-- Start Recorded information --

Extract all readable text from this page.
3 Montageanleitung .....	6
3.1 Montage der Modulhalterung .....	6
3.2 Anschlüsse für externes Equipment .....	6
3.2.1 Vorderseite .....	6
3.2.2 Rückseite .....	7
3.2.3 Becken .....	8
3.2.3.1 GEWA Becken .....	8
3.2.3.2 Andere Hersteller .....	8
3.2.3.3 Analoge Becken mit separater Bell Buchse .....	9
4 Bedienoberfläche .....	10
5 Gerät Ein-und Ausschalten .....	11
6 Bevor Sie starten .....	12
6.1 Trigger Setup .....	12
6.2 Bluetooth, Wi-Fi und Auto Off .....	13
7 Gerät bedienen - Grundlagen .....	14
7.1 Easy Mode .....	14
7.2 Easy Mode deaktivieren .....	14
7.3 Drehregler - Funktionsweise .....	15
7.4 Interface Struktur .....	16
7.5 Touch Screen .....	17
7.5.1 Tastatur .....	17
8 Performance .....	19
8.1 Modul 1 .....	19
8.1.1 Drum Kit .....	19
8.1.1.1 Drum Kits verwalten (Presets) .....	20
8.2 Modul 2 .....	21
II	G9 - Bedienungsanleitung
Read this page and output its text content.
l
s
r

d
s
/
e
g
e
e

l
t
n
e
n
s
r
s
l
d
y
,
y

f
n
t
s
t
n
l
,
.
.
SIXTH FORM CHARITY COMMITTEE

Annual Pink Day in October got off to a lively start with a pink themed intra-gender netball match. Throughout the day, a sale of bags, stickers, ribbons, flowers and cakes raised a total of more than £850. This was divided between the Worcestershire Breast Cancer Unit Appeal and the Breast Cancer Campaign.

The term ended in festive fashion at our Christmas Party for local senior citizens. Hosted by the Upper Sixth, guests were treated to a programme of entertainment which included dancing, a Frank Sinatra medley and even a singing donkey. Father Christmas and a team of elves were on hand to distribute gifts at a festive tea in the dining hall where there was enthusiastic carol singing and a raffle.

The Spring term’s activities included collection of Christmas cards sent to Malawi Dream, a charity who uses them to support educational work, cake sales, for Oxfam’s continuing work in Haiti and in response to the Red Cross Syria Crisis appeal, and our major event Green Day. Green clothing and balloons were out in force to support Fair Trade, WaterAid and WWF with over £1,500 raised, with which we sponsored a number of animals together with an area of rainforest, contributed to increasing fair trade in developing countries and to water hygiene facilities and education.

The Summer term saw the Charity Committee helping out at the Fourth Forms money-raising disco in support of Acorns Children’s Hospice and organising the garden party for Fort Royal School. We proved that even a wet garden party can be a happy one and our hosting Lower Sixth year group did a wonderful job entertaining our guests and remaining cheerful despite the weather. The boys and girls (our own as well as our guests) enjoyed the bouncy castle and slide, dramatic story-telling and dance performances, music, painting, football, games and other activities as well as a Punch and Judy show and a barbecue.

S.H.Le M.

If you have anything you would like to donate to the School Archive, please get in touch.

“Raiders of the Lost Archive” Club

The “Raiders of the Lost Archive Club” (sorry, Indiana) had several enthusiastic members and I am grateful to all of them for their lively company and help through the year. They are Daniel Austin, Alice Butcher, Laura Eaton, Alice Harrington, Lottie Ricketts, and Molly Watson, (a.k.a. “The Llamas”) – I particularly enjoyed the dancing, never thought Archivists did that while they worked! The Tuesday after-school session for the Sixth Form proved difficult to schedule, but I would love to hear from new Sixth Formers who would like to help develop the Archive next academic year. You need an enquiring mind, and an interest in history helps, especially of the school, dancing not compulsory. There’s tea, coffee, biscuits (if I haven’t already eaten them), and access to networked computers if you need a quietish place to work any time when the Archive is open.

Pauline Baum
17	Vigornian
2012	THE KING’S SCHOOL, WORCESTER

-- End Recorded information --

**Work to complete**.
Copy each record from above exactly, and include every line.

**Output for this exercise**.
Extract all readable text from this page.
3 Montageanleitung .....	6
3.1 Montage der Modulhalterung .....	6
3.2 Anschlüsse für externes Equipment .....	6
3.2.1 Vorderseite .....	6
3.2.2 Rückseite .....	7
3.2.3 Becken .....	8
3.2.3.1 GEWA Becken .....	8
3.2.3.2 Andere Hersteller .....	8
3.2.3.3 Analoge Becken mit separater Bell Buchse .....	9
4 Bedienoberfläche .....	10
5 Gerät Ein-und Ausschalten .....	11
6 Bevor Sie starten .....	12
6.1 Trigger Setup .....	12
6.2 Bluetooth, Wi-Fi und Auto Off .....	13
7 Gerät bedienen - Grundlagen .....	14
7.1 Easy Mode .....	14
7.2 Easy Mode deaktivieren .....	14
7.3 Drehregler - Funktionsweise .....	15
7.4 Interface Struktur .....	16
7.5 Touch Screen .....	17
7.5.1 Tastatur .....	17
8 Performance .....	19
8.1 Modul 1 .....	19
8.1.1 Drum Kit .....	19
8.1.1.1 Drum Kits verwalten (Presets) .....	20
8.2 Modul 2 .....	21
II	G9 - Bedienungsanleitung
Read this page and output its text content.
l
s
r

d
s
/
e
g
e
e

l
t
n
e
n
s
r
s
l
d
y
,
y

f
n
t
s
t
n
l
,
.
.
SIXTH FORM CHARITY COMMITTEE

Annual Pink Day in October got off to a lively start with a pink themed intra-gender netball match. Throughout the day, a sale of bags, stickers, ribbons, flowers and cakes raised a total of more than £850. This was divided between the Worcestershire Breast Cancer Unit Appeal and the Breast Cancer Campaign.

The term ended in festive fashion at our Christmas Party for local senior citizens. Hosted by the Upper Sixth, guests were treated to a programme of entertainment which included dancing, a Frank Sinatra medley and even a singing donkey. Father Christmas and a team of elves were on hand to distribute gifts at a festive tea in the dining hall where there was enthusiastic carol singing and a raffle.

The Spring term’s activities included collection of Christmas cards sent to Malawi Dream, a charity who uses them to support educational work, cake sales, for Oxfam’s continuing work in Haiti and in response to the Red Cross Syria Crisis appeal, and our major event Green Day. Green clothing and balloons were out in force to support Fair Trade, WaterAid and WWF with over £1,500 raised, with which we sponsored a number of animals together with an area of rainforest, contributed to increasing fair trade in developing countries and to water hygiene facilities and education.

The Summer term saw the Charity Committee helping out at the Fourth Forms money-raising disco in support of Acorns Children’s Hospice and organising the garden party for Fort Royal School. We proved that even a wet garden party can be a happy one and our hosting Lower Sixth year group did a wonderful job entertaining our guests and remaining cheerful despite the weather. The boys and girls (our own as well as our guests) enjoyed the bouncy castle and slide, dramatic story-telling and dance performances, music, painting, football, games and other activities as well as a Punch and Judy show and a barbecue.

S.H.Le M.

If you have anything you would like to donate to the School Archive, please get in touch.

“Raiders of the Lost Archive” Club

The “Raiders of the Lost Archive Club” (sorry, Indiana) had several enthusiastic members and I am grateful to all of them for their lively company and help through the year. They are Daniel Austin, Alice Butcher, Laura Eaton, Alice Harrington, Lottie Ricketts, and Molly Watson, (a.k.a. “The Llamas”) – I particularly enjoyed the dancing, never thought Archivists did that while they worked! The Tuesday after-school session for the Sixth Form proved difficult to schedule, but I would love to hear from new Sixth Formers who would like to help develop the Archive next academic year. You need an enquiring mind, and an interest in history helps, especially of the school, dancing not compulsory. There’s tea, coffee, biscuits (if I haven’t already eaten them), and access to networked computers if you need a quietish place to work any time when the Archive is open.

Pauline Baum
17	Vigornian
2012	THE KING’S SCHOOL, WORCESTER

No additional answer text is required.